Work instructions:
Gather up all lines that carry the word "Abdul".

Data records:
— Begin —

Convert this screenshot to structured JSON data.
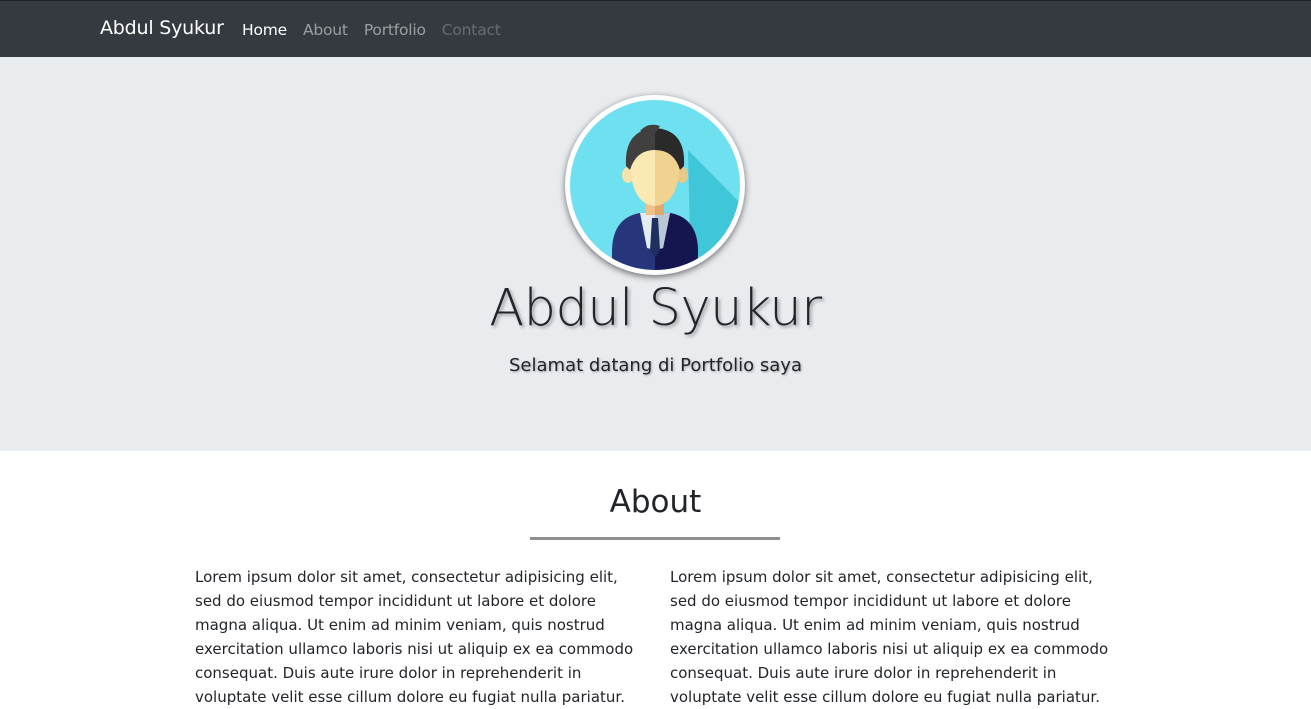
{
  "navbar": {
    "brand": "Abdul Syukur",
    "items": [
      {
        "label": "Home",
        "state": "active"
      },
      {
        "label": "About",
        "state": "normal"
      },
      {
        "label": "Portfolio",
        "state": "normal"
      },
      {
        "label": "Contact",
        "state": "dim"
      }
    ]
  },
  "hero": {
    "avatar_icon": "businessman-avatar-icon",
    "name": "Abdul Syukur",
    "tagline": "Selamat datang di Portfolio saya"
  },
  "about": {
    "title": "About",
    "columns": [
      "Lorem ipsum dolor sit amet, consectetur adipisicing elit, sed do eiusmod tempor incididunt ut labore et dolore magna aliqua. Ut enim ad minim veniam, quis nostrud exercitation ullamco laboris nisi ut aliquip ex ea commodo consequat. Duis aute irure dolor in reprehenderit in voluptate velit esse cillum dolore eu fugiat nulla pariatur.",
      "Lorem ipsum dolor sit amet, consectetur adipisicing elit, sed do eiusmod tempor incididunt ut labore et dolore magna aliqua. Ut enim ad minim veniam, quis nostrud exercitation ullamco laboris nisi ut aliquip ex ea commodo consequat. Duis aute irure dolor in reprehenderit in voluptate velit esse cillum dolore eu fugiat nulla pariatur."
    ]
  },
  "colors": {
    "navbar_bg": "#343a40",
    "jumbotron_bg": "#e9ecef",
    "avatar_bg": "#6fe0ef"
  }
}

— End —

Solved exercise:
    "brand": "Abdul Syukur",
    "name": "Abdul Syukur",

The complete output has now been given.